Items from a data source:
.....
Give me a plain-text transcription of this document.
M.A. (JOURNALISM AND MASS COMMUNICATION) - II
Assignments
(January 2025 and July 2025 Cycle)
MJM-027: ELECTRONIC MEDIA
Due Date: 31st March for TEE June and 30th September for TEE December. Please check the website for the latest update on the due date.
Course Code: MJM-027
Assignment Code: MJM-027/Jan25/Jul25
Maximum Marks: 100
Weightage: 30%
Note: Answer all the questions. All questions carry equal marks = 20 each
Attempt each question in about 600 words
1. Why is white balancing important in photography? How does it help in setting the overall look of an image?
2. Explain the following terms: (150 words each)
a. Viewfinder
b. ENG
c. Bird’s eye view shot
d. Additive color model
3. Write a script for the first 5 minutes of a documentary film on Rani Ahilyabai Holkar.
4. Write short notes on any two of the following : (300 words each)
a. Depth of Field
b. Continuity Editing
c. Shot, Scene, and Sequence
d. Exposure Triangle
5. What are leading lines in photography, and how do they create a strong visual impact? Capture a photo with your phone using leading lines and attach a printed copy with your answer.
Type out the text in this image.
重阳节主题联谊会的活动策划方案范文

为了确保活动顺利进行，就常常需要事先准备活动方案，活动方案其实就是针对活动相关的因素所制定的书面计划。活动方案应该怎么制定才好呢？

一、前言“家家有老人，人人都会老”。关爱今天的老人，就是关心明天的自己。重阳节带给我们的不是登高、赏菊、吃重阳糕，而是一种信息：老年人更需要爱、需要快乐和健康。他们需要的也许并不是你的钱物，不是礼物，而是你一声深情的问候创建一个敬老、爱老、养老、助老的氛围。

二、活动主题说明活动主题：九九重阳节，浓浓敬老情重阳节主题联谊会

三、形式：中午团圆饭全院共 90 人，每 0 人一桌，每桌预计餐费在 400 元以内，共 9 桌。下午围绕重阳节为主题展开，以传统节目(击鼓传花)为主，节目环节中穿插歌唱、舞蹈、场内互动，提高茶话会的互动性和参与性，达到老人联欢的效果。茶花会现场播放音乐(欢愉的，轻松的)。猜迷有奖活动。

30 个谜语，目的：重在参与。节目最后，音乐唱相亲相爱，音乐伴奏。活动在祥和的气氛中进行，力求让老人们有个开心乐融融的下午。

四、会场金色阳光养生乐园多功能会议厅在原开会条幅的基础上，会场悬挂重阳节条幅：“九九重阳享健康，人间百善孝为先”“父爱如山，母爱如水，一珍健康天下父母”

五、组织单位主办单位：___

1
.....
Give the lines exactly as they stand, from the line with "Type out the text in this image." through the end of the material.

Type out the text in this image.
重阳节主题联谊会的活动策划方案范文

为了确保活动顺利进行，就常常需要事先准备活动方案，活动方案其实就是针对活动相关的因素所制定的书面计划。活动方案应该怎么制定才好呢？

一、前言“家家有老人，人人都会老”。关爱今天的老人，就是关心明天的自己。重阳节带给我们的不是登高、赏菊、吃重阳糕，而是一种信息：老年人更需要爱、需要快乐和健康。他们需要的也许并不是你的钱物，不是礼物，而是你一声深情的问候创建一个敬老、爱老、养老、助老的氛围。

二、活动主题说明活动主题：九九重阳节，浓浓敬老情重阳节主题联谊会

三、形式：中午团圆饭全院共 90 人，每 0 人一桌，每桌预计餐费在 400 元以内，共 9 桌。下午围绕重阳节为主题展开，以传统节目(击鼓传花)为主，节目环节中穿插歌唱、舞蹈、场内互动，提高茶话会的互动性和参与性，达到老人联欢的效果。茶花会现场播放音乐(欢愉的，轻松的)。猜迷有奖活动。

30 个谜语，目的：重在参与。节目最后，音乐唱相亲相爱，音乐伴奏。活动在祥和的气氛中进行，力求让老人们有个开心乐融融的下午。

四、会场金色阳光养生乐园多功能会议厅在原开会条幅的基础上，会场悬挂重阳节条幅：“九九重阳享健康，人间百善孝为先”“父爱如山，母爱如水，一珍健康天下父母”

五、组织单位主办单位：___

1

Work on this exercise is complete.